--- start Available records ---

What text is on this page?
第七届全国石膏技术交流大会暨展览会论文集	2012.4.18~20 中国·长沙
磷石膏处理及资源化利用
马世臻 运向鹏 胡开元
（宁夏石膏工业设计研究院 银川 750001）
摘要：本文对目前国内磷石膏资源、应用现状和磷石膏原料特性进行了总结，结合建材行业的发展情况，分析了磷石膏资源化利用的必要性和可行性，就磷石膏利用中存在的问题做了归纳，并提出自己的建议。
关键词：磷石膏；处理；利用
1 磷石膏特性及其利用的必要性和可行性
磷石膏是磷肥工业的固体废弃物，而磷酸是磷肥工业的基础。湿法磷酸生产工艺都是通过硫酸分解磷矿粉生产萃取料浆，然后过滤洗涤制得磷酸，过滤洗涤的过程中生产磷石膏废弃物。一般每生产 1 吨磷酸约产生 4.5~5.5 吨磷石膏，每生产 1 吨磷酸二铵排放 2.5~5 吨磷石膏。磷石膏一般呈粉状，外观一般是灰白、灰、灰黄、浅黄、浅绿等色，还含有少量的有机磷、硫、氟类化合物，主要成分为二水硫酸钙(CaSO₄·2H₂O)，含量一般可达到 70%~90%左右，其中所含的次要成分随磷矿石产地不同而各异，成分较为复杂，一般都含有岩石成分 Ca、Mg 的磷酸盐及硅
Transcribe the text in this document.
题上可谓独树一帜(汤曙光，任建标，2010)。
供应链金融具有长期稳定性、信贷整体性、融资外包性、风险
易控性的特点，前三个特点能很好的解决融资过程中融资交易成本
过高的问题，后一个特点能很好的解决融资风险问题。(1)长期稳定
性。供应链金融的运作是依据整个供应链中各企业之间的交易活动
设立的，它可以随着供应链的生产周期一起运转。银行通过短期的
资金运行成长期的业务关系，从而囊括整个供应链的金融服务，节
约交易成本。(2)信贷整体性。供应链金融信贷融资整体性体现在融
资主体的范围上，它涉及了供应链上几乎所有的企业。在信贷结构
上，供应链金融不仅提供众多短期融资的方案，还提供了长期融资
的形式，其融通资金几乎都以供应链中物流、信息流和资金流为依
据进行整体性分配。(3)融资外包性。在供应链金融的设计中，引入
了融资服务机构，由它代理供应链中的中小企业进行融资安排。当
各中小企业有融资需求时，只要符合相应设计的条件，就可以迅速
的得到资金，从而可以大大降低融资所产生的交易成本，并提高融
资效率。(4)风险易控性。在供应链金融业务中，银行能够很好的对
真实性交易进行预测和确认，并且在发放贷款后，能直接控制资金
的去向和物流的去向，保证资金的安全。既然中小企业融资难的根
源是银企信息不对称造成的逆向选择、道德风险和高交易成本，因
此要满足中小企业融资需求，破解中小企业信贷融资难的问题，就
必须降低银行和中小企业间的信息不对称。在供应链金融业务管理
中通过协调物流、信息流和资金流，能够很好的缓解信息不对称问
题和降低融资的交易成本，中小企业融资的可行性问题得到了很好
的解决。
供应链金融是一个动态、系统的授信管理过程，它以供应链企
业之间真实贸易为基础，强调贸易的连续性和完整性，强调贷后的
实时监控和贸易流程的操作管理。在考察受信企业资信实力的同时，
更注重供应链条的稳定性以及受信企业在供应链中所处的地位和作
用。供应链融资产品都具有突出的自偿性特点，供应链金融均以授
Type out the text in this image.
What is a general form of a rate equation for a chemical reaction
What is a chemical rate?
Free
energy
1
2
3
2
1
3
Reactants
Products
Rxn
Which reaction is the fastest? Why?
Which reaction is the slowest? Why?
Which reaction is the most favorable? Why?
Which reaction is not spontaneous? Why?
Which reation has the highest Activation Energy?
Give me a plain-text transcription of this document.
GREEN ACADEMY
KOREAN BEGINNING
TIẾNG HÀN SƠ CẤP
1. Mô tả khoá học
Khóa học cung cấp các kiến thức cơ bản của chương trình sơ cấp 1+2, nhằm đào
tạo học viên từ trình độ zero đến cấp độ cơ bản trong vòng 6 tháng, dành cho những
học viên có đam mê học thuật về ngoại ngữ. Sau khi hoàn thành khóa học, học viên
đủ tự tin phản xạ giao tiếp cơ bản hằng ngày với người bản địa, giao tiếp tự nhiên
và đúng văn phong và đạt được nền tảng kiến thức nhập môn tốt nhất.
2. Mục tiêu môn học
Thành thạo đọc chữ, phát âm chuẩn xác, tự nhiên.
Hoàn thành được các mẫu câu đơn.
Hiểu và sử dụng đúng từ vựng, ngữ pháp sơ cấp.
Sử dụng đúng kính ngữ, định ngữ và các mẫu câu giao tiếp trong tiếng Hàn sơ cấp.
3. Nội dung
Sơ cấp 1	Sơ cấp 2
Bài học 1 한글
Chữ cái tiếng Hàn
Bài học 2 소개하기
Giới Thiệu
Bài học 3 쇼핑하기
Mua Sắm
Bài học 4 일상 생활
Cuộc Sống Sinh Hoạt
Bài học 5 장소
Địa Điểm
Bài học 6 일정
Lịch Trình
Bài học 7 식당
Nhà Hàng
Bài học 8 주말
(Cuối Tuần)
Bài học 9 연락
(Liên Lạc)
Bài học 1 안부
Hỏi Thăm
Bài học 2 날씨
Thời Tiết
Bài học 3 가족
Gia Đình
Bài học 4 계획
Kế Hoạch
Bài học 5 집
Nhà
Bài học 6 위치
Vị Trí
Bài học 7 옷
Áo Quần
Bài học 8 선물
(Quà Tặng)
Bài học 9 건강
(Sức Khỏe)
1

--- end Available records ---

List every line above that contains the word "trong".

tạo học viên từ trình độ zero đến cấp độ cơ bản trong vòng 6 tháng, dành cho những
Sử dụng đúng kính ngữ, định ngữ và các mẫu câu giao tiếp trong tiếng Hàn sơ cấp.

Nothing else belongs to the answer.